## EXERCISE PROMPT
Every entry must be given again exactly.

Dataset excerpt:
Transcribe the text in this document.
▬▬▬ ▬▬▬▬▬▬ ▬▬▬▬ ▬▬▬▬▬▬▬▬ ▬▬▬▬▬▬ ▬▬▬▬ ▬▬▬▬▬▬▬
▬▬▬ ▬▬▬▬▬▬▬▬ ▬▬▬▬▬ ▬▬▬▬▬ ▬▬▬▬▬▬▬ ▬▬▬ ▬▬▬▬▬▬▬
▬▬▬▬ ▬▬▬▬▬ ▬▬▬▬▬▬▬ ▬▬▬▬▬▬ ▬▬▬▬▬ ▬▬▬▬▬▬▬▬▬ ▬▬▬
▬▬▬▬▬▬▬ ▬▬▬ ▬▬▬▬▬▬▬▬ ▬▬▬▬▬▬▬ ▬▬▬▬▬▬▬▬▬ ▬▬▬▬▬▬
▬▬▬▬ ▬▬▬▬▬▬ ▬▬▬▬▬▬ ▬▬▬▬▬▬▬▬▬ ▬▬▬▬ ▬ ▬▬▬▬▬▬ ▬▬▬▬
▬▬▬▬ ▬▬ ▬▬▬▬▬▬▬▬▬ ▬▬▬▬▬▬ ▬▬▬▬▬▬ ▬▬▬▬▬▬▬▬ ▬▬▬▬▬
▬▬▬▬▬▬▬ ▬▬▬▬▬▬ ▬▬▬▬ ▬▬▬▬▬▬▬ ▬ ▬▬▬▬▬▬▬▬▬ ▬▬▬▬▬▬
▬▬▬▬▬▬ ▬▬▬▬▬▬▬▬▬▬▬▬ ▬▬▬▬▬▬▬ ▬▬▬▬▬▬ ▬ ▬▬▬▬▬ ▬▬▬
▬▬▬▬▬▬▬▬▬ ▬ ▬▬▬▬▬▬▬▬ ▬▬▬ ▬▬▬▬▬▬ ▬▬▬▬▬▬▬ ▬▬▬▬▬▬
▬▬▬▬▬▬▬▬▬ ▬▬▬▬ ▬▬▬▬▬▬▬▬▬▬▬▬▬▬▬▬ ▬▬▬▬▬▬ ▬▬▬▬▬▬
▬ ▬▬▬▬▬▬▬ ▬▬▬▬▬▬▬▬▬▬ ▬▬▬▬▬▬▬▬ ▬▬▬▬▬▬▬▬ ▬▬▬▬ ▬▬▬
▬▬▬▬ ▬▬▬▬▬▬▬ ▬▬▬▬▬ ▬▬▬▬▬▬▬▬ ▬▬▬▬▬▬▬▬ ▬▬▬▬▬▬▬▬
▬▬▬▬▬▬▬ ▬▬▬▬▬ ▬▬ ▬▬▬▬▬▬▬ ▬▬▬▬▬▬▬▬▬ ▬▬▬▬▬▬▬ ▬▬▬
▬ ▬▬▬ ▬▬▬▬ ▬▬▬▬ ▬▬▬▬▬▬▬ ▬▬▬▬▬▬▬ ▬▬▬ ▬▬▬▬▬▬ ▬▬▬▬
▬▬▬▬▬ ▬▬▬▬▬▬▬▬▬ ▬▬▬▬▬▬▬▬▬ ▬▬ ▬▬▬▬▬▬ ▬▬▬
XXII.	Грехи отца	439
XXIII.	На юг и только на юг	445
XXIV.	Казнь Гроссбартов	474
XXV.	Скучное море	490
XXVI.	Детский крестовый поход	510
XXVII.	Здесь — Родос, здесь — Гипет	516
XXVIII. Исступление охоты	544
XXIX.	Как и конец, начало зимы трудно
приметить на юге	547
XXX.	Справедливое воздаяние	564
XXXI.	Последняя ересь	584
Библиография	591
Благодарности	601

## RESPONSE
Transcribe the text in this document.
▬▬▬ ▬▬▬▬▬▬ ▬▬▬▬ ▬▬▬▬▬▬▬▬ ▬▬▬▬▬▬ ▬▬▬▬ ▬▬▬▬▬▬▬
▬▬▬ ▬▬▬▬▬▬▬▬ ▬▬▬▬▬ ▬▬▬▬▬ ▬▬▬▬▬▬▬ ▬▬▬ ▬▬▬▬▬▬▬
▬▬▬▬ ▬▬▬▬▬ ▬▬▬▬▬▬▬ ▬▬▬▬▬▬ ▬▬▬▬▬ ▬▬▬▬▬▬▬▬▬ ▬▬▬
▬▬▬▬▬▬▬ ▬▬▬ ▬▬▬▬▬▬▬▬ ▬▬▬▬▬▬▬ ▬▬▬▬▬▬▬▬▬ ▬▬▬▬▬▬
▬▬▬▬ ▬▬▬▬▬▬ ▬▬▬▬▬▬ ▬▬▬▬▬▬▬▬▬ ▬▬▬▬ ▬ ▬▬▬▬▬▬ ▬▬▬▬
▬▬▬▬ ▬▬ ▬▬▬▬▬▬▬▬▬ ▬▬▬▬▬▬ ▬▬▬▬▬▬ ▬▬▬▬▬▬▬▬ ▬▬▬▬▬
▬▬▬▬▬▬▬ ▬▬▬▬▬▬ ▬▬▬▬ ▬▬▬▬▬▬▬ ▬ ▬▬▬▬▬▬▬▬▬ ▬▬▬▬▬▬
▬▬▬▬▬▬ ▬▬▬▬▬▬▬▬▬▬▬▬ ▬▬▬▬▬▬▬ ▬▬▬▬▬▬ ▬ ▬▬▬▬▬ ▬▬▬
▬▬▬▬▬▬▬▬▬ ▬ ▬▬▬▬▬▬▬▬ ▬▬▬ ▬▬▬▬▬▬ ▬▬▬▬▬▬▬ ▬▬▬▬▬▬
▬▬▬▬▬▬▬▬▬ ▬▬▬▬ ▬▬▬▬▬▬▬▬▬▬▬▬▬▬▬▬ ▬▬▬▬▬▬ ▬▬▬▬▬▬
▬ ▬▬▬▬▬▬▬ ▬▬▬▬▬▬▬▬▬▬ ▬▬▬▬▬▬▬▬ ▬▬▬▬▬▬▬▬ ▬▬▬▬ ▬▬▬
▬▬▬▬ ▬▬▬▬▬▬▬ ▬▬▬▬▬ ▬▬▬▬▬▬▬▬ ▬▬▬▬▬▬▬▬ ▬▬▬▬▬▬▬▬
▬▬▬▬▬▬▬ ▬▬▬▬▬ ▬▬ ▬▬▬▬▬▬▬ ▬▬▬▬▬▬▬▬▬ ▬▬▬▬▬▬▬ ▬▬▬
▬ ▬▬▬ ▬▬▬▬ ▬▬▬▬ ▬▬▬▬▬▬▬ ▬▬▬▬▬▬▬ ▬▬▬ ▬▬▬▬▬▬ ▬▬▬▬
▬▬▬▬▬ ▬▬▬▬▬▬▬▬▬ ▬▬▬▬▬▬▬▬▬ ▬▬ ▬▬▬▬▬▬ ▬▬▬
XXII.	Грехи отца	439
XXIII.	На юг и только на юг	445
XXIV.	Казнь Гроссбартов	474
XXV.	Скучное море	490
XXVI.	Детский крестовый поход	510
XXVII.	Здесь — Родос, здесь — Гипет	516
XXVIII. Исступление охоты	544
XXIX.	Как и конец, начало зимы трудно
приметить на юге	547
XXX.	Справедливое воздаяние	564
XXXI.	Последняя ересь	584
Библиография	591
Благодарности	601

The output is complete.